# YOUR OBJECTIVE:
Reproduce all of the data that follows, character for character.

# DATA IN THIS EXERCISE:
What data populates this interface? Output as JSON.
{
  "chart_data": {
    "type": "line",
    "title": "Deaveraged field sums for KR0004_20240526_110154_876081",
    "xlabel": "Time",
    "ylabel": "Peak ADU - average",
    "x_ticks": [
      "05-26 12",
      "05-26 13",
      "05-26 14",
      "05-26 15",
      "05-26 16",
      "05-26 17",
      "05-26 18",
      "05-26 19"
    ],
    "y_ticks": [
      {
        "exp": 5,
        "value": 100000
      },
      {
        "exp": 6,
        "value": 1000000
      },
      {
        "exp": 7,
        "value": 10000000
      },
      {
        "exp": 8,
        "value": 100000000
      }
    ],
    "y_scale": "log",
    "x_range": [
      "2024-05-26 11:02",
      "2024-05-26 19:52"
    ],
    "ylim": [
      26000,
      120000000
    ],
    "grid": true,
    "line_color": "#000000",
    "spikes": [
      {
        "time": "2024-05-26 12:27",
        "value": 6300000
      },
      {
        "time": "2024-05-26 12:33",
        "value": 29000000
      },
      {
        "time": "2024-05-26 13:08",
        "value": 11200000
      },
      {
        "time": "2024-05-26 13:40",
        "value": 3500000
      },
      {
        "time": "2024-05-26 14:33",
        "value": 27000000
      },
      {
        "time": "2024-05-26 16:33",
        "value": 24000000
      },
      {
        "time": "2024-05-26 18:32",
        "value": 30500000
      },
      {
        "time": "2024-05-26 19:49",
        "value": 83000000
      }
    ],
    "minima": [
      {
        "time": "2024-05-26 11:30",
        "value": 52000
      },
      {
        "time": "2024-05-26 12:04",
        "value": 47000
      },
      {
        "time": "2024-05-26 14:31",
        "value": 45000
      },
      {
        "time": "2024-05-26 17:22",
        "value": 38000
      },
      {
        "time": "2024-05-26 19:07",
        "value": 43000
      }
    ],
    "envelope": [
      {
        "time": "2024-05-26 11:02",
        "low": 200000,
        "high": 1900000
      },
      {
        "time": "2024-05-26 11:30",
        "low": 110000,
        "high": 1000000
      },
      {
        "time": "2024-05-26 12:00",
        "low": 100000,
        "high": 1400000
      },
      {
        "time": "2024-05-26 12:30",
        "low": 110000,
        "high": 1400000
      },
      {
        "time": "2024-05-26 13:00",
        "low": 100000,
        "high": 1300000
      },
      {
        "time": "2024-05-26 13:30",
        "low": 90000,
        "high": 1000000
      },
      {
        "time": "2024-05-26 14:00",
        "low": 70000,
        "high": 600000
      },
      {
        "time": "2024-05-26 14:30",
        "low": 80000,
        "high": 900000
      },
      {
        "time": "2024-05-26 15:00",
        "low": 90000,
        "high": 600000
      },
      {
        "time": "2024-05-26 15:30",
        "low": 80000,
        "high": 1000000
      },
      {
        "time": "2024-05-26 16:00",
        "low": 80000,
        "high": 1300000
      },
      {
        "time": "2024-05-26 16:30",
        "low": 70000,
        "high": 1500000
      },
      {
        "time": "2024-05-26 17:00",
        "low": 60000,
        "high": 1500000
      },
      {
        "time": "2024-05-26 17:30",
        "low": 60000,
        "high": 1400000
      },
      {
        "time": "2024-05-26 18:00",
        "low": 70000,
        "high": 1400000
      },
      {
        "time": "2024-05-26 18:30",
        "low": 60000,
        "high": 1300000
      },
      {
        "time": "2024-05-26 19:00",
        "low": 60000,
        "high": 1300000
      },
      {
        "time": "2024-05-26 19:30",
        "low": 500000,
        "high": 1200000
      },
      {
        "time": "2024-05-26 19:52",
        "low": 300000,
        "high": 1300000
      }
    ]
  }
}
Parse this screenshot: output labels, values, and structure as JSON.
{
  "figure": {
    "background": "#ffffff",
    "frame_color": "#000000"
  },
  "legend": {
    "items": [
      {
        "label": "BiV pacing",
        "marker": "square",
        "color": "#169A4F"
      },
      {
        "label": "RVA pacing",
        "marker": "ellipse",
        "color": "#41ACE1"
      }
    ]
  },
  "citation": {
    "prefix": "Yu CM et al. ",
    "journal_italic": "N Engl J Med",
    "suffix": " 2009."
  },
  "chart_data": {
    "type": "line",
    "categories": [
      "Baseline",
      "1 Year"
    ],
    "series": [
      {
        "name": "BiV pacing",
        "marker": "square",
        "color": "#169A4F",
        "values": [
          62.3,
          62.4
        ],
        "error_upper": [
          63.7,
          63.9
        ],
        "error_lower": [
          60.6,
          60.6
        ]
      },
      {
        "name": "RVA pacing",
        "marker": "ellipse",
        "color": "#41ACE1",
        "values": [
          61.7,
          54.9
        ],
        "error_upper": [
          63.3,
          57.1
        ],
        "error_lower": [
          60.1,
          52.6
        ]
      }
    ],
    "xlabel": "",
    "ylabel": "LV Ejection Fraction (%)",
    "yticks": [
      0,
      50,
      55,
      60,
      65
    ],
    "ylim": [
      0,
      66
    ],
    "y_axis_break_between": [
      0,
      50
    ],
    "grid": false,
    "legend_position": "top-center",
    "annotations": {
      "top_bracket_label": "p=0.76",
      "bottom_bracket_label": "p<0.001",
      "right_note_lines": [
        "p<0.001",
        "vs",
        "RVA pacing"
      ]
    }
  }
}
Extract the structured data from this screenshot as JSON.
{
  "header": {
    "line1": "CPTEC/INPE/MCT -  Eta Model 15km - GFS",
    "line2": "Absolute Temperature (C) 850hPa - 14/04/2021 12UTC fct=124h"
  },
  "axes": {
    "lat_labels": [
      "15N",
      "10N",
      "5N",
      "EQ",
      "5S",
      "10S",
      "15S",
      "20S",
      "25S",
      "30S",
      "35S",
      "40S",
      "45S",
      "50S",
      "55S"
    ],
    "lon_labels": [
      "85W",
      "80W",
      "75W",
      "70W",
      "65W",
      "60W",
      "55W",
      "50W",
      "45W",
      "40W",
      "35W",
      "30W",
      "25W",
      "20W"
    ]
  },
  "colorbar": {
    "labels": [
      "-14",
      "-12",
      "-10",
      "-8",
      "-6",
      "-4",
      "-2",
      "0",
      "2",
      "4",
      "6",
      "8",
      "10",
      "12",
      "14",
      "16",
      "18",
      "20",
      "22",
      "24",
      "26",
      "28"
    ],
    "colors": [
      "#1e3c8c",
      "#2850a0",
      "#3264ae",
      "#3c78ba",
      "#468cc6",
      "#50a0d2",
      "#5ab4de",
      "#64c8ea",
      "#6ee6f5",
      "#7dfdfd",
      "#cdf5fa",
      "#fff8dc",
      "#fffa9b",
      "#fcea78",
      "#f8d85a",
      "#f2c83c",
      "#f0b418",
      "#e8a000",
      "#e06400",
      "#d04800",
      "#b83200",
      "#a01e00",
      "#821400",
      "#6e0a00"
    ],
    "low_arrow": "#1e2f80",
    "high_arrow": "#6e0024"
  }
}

# RESPONSE TO THIS TASK:
What data populates this interface? Output as JSON.
{
  "chart_data": {
    "type": "line",
    "title": "Deaveraged field sums for KR0004_20240526_110154_876081",
    "xlabel": "Time",
    "ylabel": "Peak ADU - average",
    "x_ticks": [
      "05-26 12",
      "05-26 13",
      "05-26 14",
      "05-26 15",
      "05-26 16",
      "05-26 17",
      "05-26 18",
      "05-26 19"
    ],
    "y_ticks": [
      {
        "exp": 5,
        "value": 100000
      },
      {
        "exp": 6,
        "value": 1000000
      },
      {
        "exp": 7,
        "value": 10000000
      },
      {
        "exp": 8,
        "value": 100000000
      }
    ],
    "y_scale": "log",
    "x_range": [
      "2024-05-26 11:02",
      "2024-05-26 19:52"
    ],
    "ylim": [
      26000,
      120000000
    ],
    "grid": true,
    "line_color": "#000000",
    "spikes": [
      {
        "time": "2024-05-26 12:27",
        "value": 6300000
      },
      {
        "time": "2024-05-26 12:33",
        "value": 29000000
      },
      {
        "time": "2024-05-26 13:08",
        "value": 11200000
      },
      {
        "time": "2024-05-26 13:40",
        "value": 3500000
      },
      {
        "time": "2024-05-26 14:33",
        "value": 27000000
      },
      {
        "time": "2024-05-26 16:33",
        "value": 24000000
      },
      {
        "time": "2024-05-26 18:32",
        "value": 30500000
      },
      {
        "time": "2024-05-26 19:49",
        "value": 83000000
      }
    ],
    "minima": [
      {
        "time": "2024-05-26 11:30",
        "value": 52000
      },
      {
        "time": "2024-05-26 12:04",
        "value": 47000
      },
      {
        "time": "2024-05-26 14:31",
        "value": 45000
      },
      {
        "time": "2024-05-26 17:22",
        "value": 38000
      },
      {
        "time": "2024-05-26 19:07",
        "value": 43000
      }
    ],
    "envelope": [
      {
        "time": "2024-05-26 11:02",
        "low": 200000,
        "high": 1900000
      },
      {
        "time": "2024-05-26 11:30",
        "low": 110000,
        "high": 1000000
      },
      {
        "time": "2024-05-26 12:00",
        "low": 100000,
        "high": 1400000
      },
      {
        "time": "2024-05-26 12:30",
        "low": 110000,
        "high": 1400000
      },
      {
        "time": "2024-05-26 13:00",
        "low": 100000,
        "high": 1300000
      },
      {
        "time": "2024-05-26 13:30",
        "low": 90000,
        "high": 1000000
      },
      {
        "time": "2024-05-26 14:00",
        "low": 70000,
        "high": 600000
      },
      {
        "time": "2024-05-26 14:30",
        "low": 80000,
        "high": 900000
      },
      {
        "time": "2024-05-26 15:00",
        "low": 90000,
        "high": 600000
      },
      {
        "time": "2024-05-26 15:30",
        "low": 80000,
        "high": 1000000
      },
      {
        "time": "2024-05-26 16:00",
        "low": 80000,
        "high": 1300000
      },
      {
        "time": "2024-05-26 16:30",
        "low": 70000,
        "high": 1500000
      },
      {
        "time": "2024-05-26 17:00",
        "low": 60000,
        "high": 1500000
      },
      {
        "time": "2024-05-26 17:30",
        "low": 60000,
        "high": 1400000
      },
      {
        "time": "2024-05-26 18:00",
        "low": 70000,
        "high": 1400000
      },
      {
        "time": "2024-05-26 18:30",
        "low": 60000,
        "high": 1300000
      },
      {
        "time": "2024-05-26 19:00",
        "low": 60000,
        "high": 1300000
      },
      {
        "time": "2024-05-26 19:30",
        "low": 500000,
        "high": 1200000
      },
      {
        "time": "2024-05-26 19:52",
        "low": 300000,
        "high": 1300000
      }
    ]
  }
}
Parse this screenshot: output labels, values, and structure as JSON.
{
  "figure": {
    "background": "#ffffff",
    "frame_color": "#000000"
  },
  "legend": {
    "items": [
      {
        "label": "BiV pacing",
        "marker": "square",
        "color": "#169A4F"
      },
      {
        "label": "RVA pacing",
        "marker": "ellipse",
        "color": "#41ACE1"
      }
    ]
  },
  "citation": {
    "prefix": "Yu CM et al. ",
    "journal_italic": "N Engl J Med",
    "suffix": " 2009."
  },
  "chart_data": {
    "type": "line",
    "categories": [
      "Baseline",
      "1 Year"
    ],
    "series": [
      {
        "name": "BiV pacing",
        "marker": "square",
        "color": "#169A4F",
        "values": [
          62.3,
          62.4
        ],
        "error_upper": [
          63.7,
          63.9
        ],
        "error_lower": [
          60.6,
          60.6
        ]
      },
      {
        "name": "RVA pacing",
        "marker": "ellipse",
        "color": "#41ACE1",
        "values": [
          61.7,
          54.9
        ],
        "error_upper": [
          63.3,
          57.1
        ],
        "error_lower": [
          60.1,
          52.6
        ]
      }
    ],
    "xlabel": "",
    "ylabel": "LV Ejection Fraction (%)",
    "yticks": [
      0,
      50,
      55,
      60,
      65
    ],
    "ylim": [
      0,
      66
    ],
    "y_axis_break_between": [
      0,
      50
    ],
    "grid": false,
    "legend_position": "top-center",
    "annotations": {
      "top_bracket_label": "p=0.76",
      "bottom_bracket_label": "p<0.001",
      "right_note_lines": [
        "p<0.001",
        "vs",
        "RVA pacing"
      ]
    }
  }
}
Extract the structured data from this screenshot as JSON.
{
  "header": {
    "line1": "CPTEC/INPE/MCT -  Eta Model 15km - GFS",
    "line2": "Absolute Temperature (C) 850hPa - 14/04/2021 12UTC fct=124h"
  },
  "axes": {
    "lat_labels": [
      "15N",
      "10N",
      "5N",
      "EQ",
      "5S",
      "10S",
      "15S",
      "20S",
      "25S",
      "30S",
      "35S",
      "40S",
      "45S",
      "50S",
      "55S"
    ],
    "lon_labels": [
      "85W",
      "80W",
      "75W",
      "70W",
      "65W",
      "60W",
      "55W",
      "50W",
      "45W",
      "40W",
      "35W",
      "30W",
      "25W",
      "20W"
    ]
  },
  "colorbar": {
    "labels": [
      "-14",
      "-12",
      "-10",
      "-8",
      "-6",
      "-4",
      "-2",
      "0",
      "2",
      "4",
      "6",
      "8",
      "10",
      "12",
      "14",
      "16",
      "18",
      "20",
      "22",
      "24",
      "26",
      "28"
    ],
    "colors": [
      "#1e3c8c",
      "#2850a0",
      "#3264ae",
      "#3c78ba",
      "#468cc6",
      "#50a0d2",
      "#5ab4de",
      "#64c8ea",
      "#6ee6f5",
      "#7dfdfd",
      "#cdf5fa",
      "#fff8dc",
      "#fffa9b",
      "#fcea78",
      "#f8d85a",
      "#f2c83c",
      "#f0b418",
      "#e8a000",
      "#e06400",
      "#d04800",
      "#b83200",
      "#a01e00",
      "#821400",
      "#6e0a00"
    ],
    "low_arrow": "#1e2f80",
    "high_arrow": "#6e0024"
  }
}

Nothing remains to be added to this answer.